— Start SUPPLIED RECORDS —

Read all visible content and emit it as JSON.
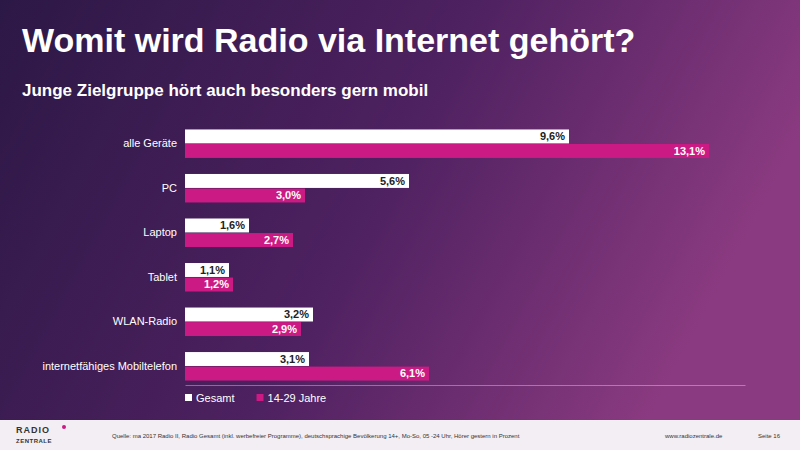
{
  "chart_data": {
    "type": "bar",
    "orientation": "horizontal",
    "title": "Womit wird Radio via Internet gehört?",
    "subtitle": "Junge Zielgruppe hört auch besonders gern mobil",
    "categories": [
      "alle Geräte",
      "PC",
      "Laptop",
      "Tablet",
      "WLAN-Radio",
      "internetfähiges Mobiltelefon"
    ],
    "series": [
      {
        "name": "Gesamt",
        "color": "#ffffff",
        "values": [
          9.6,
          5.6,
          1.6,
          1.1,
          3.2,
          3.1
        ],
        "value_labels": [
          "9,6%",
          "5,6%",
          "1,6%",
          "1,1%",
          "3,2%",
          "3,1%"
        ]
      },
      {
        "name": "14-29 Jahre",
        "color": "#cc1a85",
        "values": [
          13.1,
          3.0,
          2.7,
          1.2,
          2.9,
          6.1
        ],
        "value_labels": [
          "13,1%",
          "3,0%",
          "2,7%",
          "1,2%",
          "2,9%",
          "6,1%"
        ]
      }
    ],
    "xlim": [
      0,
      14
    ],
    "tick_labels": false,
    "grid": false,
    "data_labels": true,
    "legend": "bottom",
    "source": "Quelle: ma 2017 Radio II, Radio Gesamt (inkl. werbefreier Programme), deutschsprachige Bevölkerung 14+, Mo-So, 05 -24 Uhr, Hörer gestern in Prozent",
    "website": "www.radiozentrale.de",
    "page": "Seite 16",
    "logo": [
      "RADIO",
      "ZENTRALE"
    ]
  }
}
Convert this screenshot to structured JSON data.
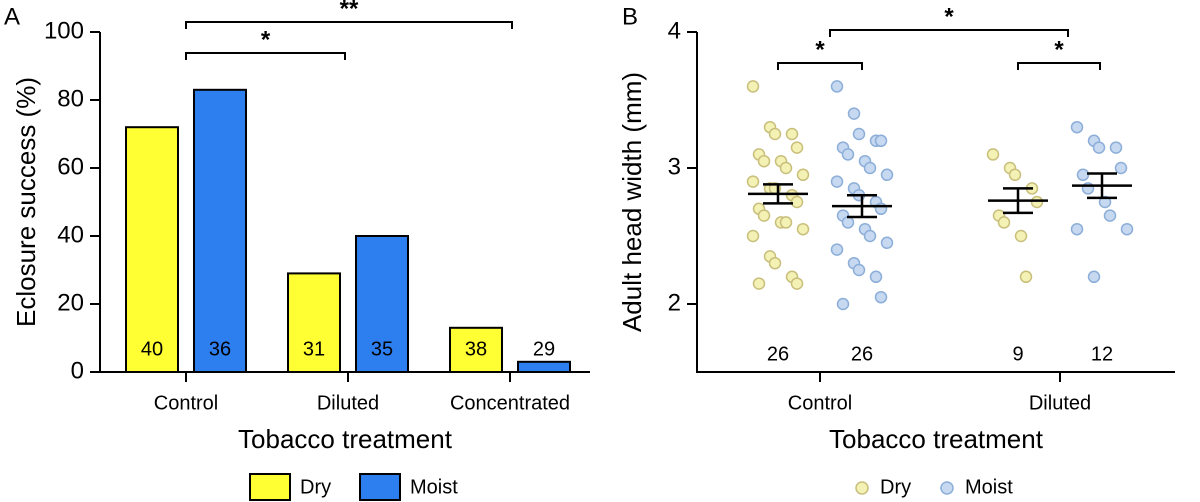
{
  "chart_data": [
    {
      "type": "bar",
      "panel_label": "A",
      "ylabel": "Eclosure success (%)",
      "xlabel": "Tobacco treatment",
      "categories": [
        "Control",
        "Diluted",
        "Concentrated"
      ],
      "series": [
        {
          "name": "Dry",
          "color": "#ffff33",
          "values": [
            72,
            29,
            13
          ],
          "sample_sizes": [
            40,
            31,
            38
          ]
        },
        {
          "name": "Moist",
          "color": "#2d7ff0",
          "values": [
            83,
            40,
            3
          ],
          "sample_sizes": [
            36,
            35,
            29
          ]
        }
      ],
      "ylim": [
        0,
        100
      ],
      "yticks": [
        0,
        20,
        40,
        60,
        80,
        100
      ],
      "annotations": [
        {
          "text": "*"
        },
        {
          "text": "**"
        }
      ],
      "legend": "bottom"
    },
    {
      "type": "strip",
      "panel_label": "B",
      "ylabel": "Adult head width (mm)",
      "xlabel": "Tobacco treatment",
      "categories": [
        "Control",
        "Diluted"
      ],
      "series": [
        {
          "name": "Dry",
          "color": "#f4f1b4",
          "edge_color": "#c9bf7c",
          "values": [
            [
              3.6,
              3.3,
              3.25,
              3.25,
              3.15,
              3.1,
              3.05,
              3.05,
              3.0,
              2.95,
              2.9,
              2.85,
              2.85,
              2.8,
              2.75,
              2.7,
              2.65,
              2.6,
              2.6,
              2.55,
              2.5,
              2.35,
              2.3,
              2.2,
              2.15,
              2.15
            ],
            [
              3.1,
              3.0,
              2.95,
              2.85,
              2.75,
              2.65,
              2.6,
              2.5,
              2.2
            ]
          ],
          "means": [
            2.81,
            2.76
          ],
          "sem": [
            0.07,
            0.09
          ],
          "sample_sizes": [
            26,
            9
          ]
        },
        {
          "name": "Moist",
          "color": "#c7d9f1",
          "edge_color": "#8caed8",
          "values": [
            [
              3.6,
              3.4,
              3.25,
              3.2,
              3.2,
              3.15,
              3.1,
              3.05,
              3.0,
              2.95,
              2.9,
              2.85,
              2.8,
              2.75,
              2.7,
              2.65,
              2.6,
              2.55,
              2.5,
              2.45,
              2.4,
              2.3,
              2.25,
              2.2,
              2.05,
              2.0
            ],
            [
              3.3,
              3.2,
              3.15,
              3.15,
              3.0,
              2.95,
              2.85,
              2.75,
              2.65,
              2.55,
              2.55,
              2.2
            ]
          ],
          "means": [
            2.72,
            2.87
          ],
          "sem": [
            0.08,
            0.09
          ],
          "sample_sizes": [
            26,
            12
          ]
        }
      ],
      "ylim": [
        1.5,
        4
      ],
      "yticks": [
        2,
        3,
        4
      ],
      "annotations": [
        {
          "text": "*"
        },
        {
          "text": "*"
        },
        {
          "text": "*"
        }
      ],
      "legend": "bottom"
    }
  ]
}
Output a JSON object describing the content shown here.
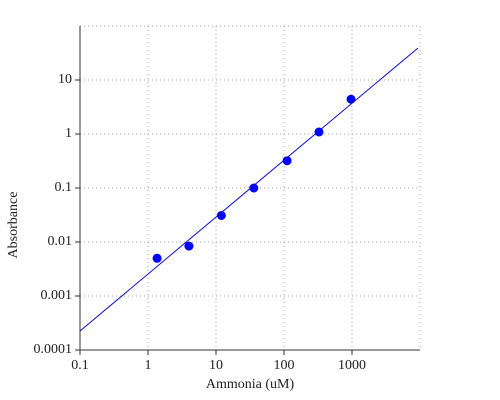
{
  "chart_data": {
    "type": "scatter",
    "x_label": "Ammonia (uM)",
    "y_label": "Absorbance",
    "xscale": "log",
    "yscale": "log",
    "xlim": [
      0.1,
      10000
    ],
    "ylim": [
      0.0001,
      100
    ],
    "xticks": [
      0.1,
      1,
      10,
      100,
      1000
    ],
    "yticks": [
      0.0001,
      0.001,
      0.01,
      0.1,
      1,
      10
    ],
    "grid": true,
    "series": [
      {
        "type": "scatter",
        "color": "#0000ff",
        "x": [
          1.36,
          4,
          12,
          36,
          111,
          327,
          967
        ],
        "values": [
          0.005,
          0.0084,
          0.031,
          0.1,
          0.32,
          1.09,
          4.4
        ]
      },
      {
        "type": "line",
        "color": "#1010d0",
        "x": [
          0.1,
          9300
        ],
        "values": [
          0.000225,
          39
        ]
      }
    ]
  }
}
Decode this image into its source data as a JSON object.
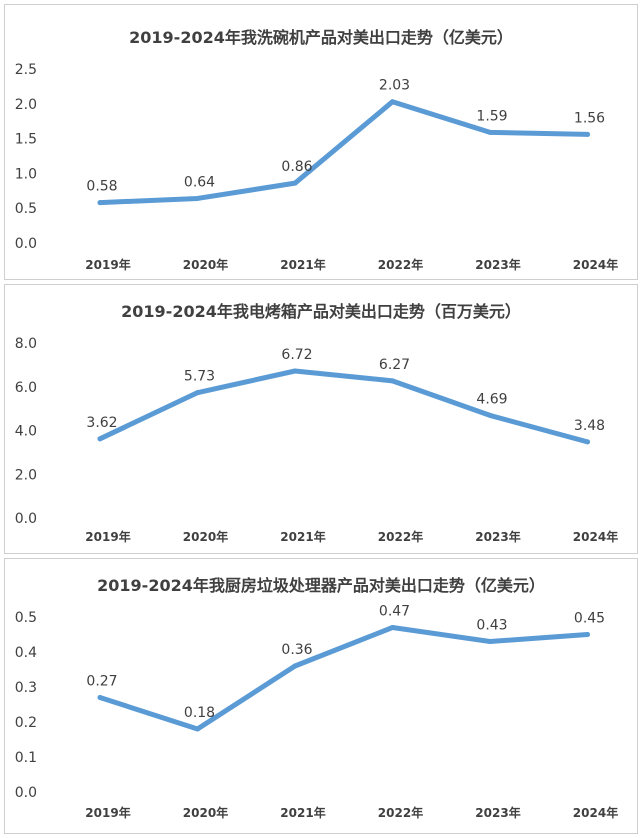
{
  "chart_data": [
    {
      "type": "line",
      "title": "2019-2024年我洗碗机产品对美出口走势（亿美元）",
      "categories": [
        "2019年",
        "2020年",
        "2021年",
        "2022年",
        "2023年",
        "2024年"
      ],
      "values": [
        0.58,
        0.64,
        0.86,
        2.03,
        1.59,
        1.56
      ],
      "labels": [
        "0.58",
        "0.64",
        "0.86",
        "2.03",
        "1.59",
        "1.56"
      ],
      "ylim": [
        0,
        2.5
      ],
      "yticks": [
        "0.0",
        "0.5",
        "1.0",
        "1.5",
        "2.0",
        "2.5"
      ],
      "grid": false,
      "color": "#5b9bd5"
    },
    {
      "type": "line",
      "title": "2019-2024年我电烤箱产品对美出口走势（百万美元）",
      "categories": [
        "2019年",
        "2020年",
        "2021年",
        "2022年",
        "2023年",
        "2024年"
      ],
      "values": [
        3.62,
        5.73,
        6.72,
        6.27,
        4.69,
        3.48
      ],
      "labels": [
        "3.62",
        "5.73",
        "6.72",
        "6.27",
        "4.69",
        "3.48"
      ],
      "ylim": [
        0,
        8
      ],
      "yticks": [
        "0.0",
        "2.0",
        "4.0",
        "6.0",
        "8.0"
      ],
      "grid": false,
      "color": "#5b9bd5"
    },
    {
      "type": "line",
      "title": "2019-2024年我厨房垃圾处理器产品对美出口走势（亿美元）",
      "categories": [
        "2019年",
        "2020年",
        "2021年",
        "2022年",
        "2023年",
        "2024年"
      ],
      "values": [
        0.27,
        0.18,
        0.36,
        0.47,
        0.43,
        0.45
      ],
      "labels": [
        "0.27",
        "0.18",
        "0.36",
        "0.47",
        "0.43",
        "0.45"
      ],
      "ylim": [
        0,
        0.5
      ],
      "yticks": [
        "0.0",
        "0.1",
        "0.2",
        "0.3",
        "0.4",
        "0.5"
      ],
      "grid": false,
      "color": "#5b9bd5"
    }
  ]
}
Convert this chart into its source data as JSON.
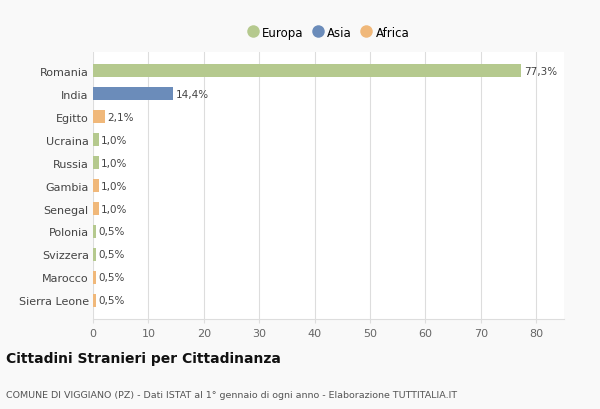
{
  "countries": [
    "Romania",
    "India",
    "Egitto",
    "Ucraina",
    "Russia",
    "Gambia",
    "Senegal",
    "Polonia",
    "Svizzera",
    "Marocco",
    "Sierra Leone"
  ],
  "values": [
    77.3,
    14.4,
    2.1,
    1.0,
    1.0,
    1.0,
    1.0,
    0.5,
    0.5,
    0.5,
    0.5
  ],
  "labels": [
    "77,3%",
    "14,4%",
    "2,1%",
    "1,0%",
    "1,0%",
    "1,0%",
    "1,0%",
    "0,5%",
    "0,5%",
    "0,5%",
    "0,5%"
  ],
  "colors": [
    "#b5c98e",
    "#6b8cba",
    "#f0b87a",
    "#b5c98e",
    "#b5c98e",
    "#f0b87a",
    "#f0b87a",
    "#b5c98e",
    "#b5c98e",
    "#f0b87a",
    "#f0b87a"
  ],
  "legend_labels": [
    "Europa",
    "Asia",
    "Africa"
  ],
  "legend_colors": [
    "#b5c98e",
    "#6b8cba",
    "#f0b87a"
  ],
  "title": "Cittadini Stranieri per Cittadinanza",
  "subtitle": "COMUNE DI VIGGIANO (PZ) - Dati ISTAT al 1° gennaio di ogni anno - Elaborazione TUTTITALIA.IT",
  "xlim": [
    0,
    85
  ],
  "xticks": [
    0,
    10,
    20,
    30,
    40,
    50,
    60,
    70,
    80
  ],
  "background_color": "#f9f9f9",
  "plot_bg_color": "#ffffff",
  "grid_color": "#dddddd"
}
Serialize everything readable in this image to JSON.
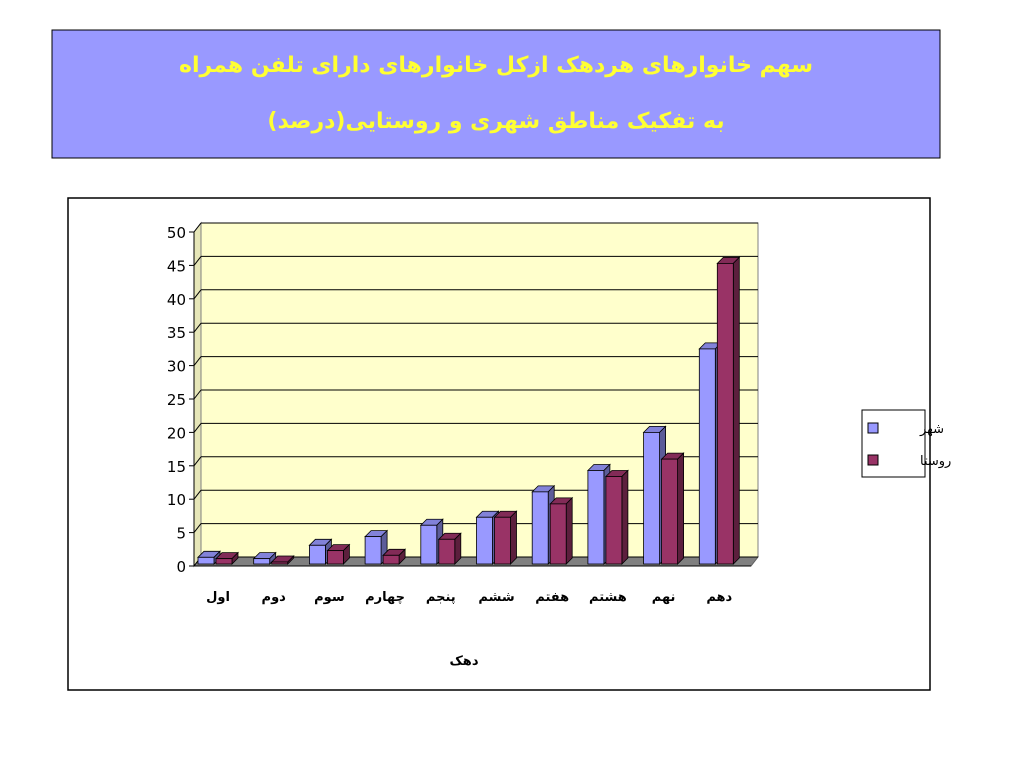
{
  "chart_data": {
    "type": "bar3d",
    "title": "سهم خانوارهای هردهک ازکل خانوارهای دارای تلفن همراه",
    "subtitle": "به تفکیک مناطق شهری و روستایی(درصد)",
    "x_label": "دهک",
    "categories": [
      "اول",
      "دوم",
      "سوم",
      "چهارم",
      "پنجم",
      "ششم",
      "هفتم",
      "هشتم",
      "نهم",
      "دهم"
    ],
    "series": [
      {
        "name": "شهر",
        "color": "#9999ff",
        "values": [
          1.3,
          1.1,
          3.1,
          4.4,
          6.1,
          7.3,
          11.1,
          14.3,
          20.0,
          32.5
        ]
      },
      {
        "name": "روستا",
        "color": "#993366",
        "values": [
          1.1,
          0.6,
          2.3,
          1.6,
          4.0,
          7.3,
          9.3,
          13.4,
          16.0,
          45.3
        ]
      }
    ],
    "ylim": [
      0,
      50
    ],
    "yticks": [
      0,
      5,
      10,
      15,
      20,
      25,
      30,
      35,
      40,
      45,
      50
    ],
    "grid": true,
    "legend": "right"
  }
}
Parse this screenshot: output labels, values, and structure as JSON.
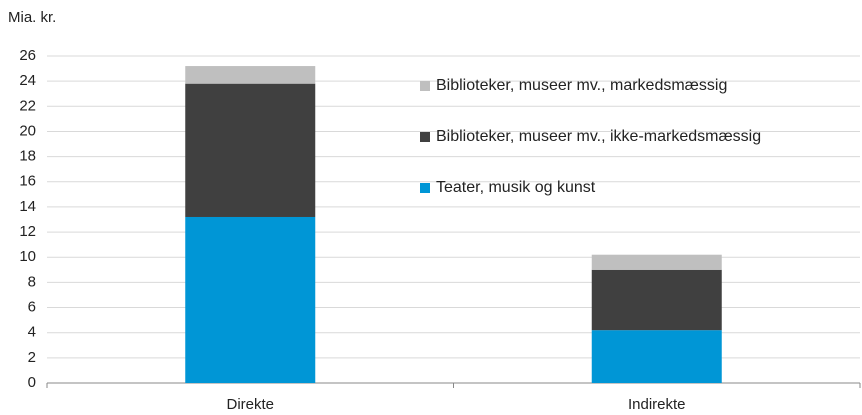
{
  "chart_data": {
    "type": "stacked_bar",
    "y_label": "Mia. kr.",
    "categories": [
      "Direkte",
      "Indirekte"
    ],
    "series": [
      {
        "name": "Teater, musik og kunst",
        "color": "#0096d6",
        "values": [
          13.2,
          4.2
        ]
      },
      {
        "name": "Biblioteker, museer mv., ikke-markedsmæssig",
        "color": "#404040",
        "values": [
          10.6,
          4.8
        ]
      },
      {
        "name": "Biblioteker, museer mv., markedsmæssig",
        "color": "#bfbfbf",
        "values": [
          1.4,
          1.2
        ]
      }
    ],
    "ylim": [
      0,
      26
    ],
    "yticks": [
      0,
      2,
      4,
      6,
      8,
      10,
      12,
      14,
      16,
      18,
      20,
      22,
      24,
      26
    ],
    "grid": true,
    "legend": "center"
  }
}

— End SUPPLIED RECORDS —

§ EXERCISE: Among the entries above, how many lines include the word "JSON"? Reply with the number only.

§ RESULT: 7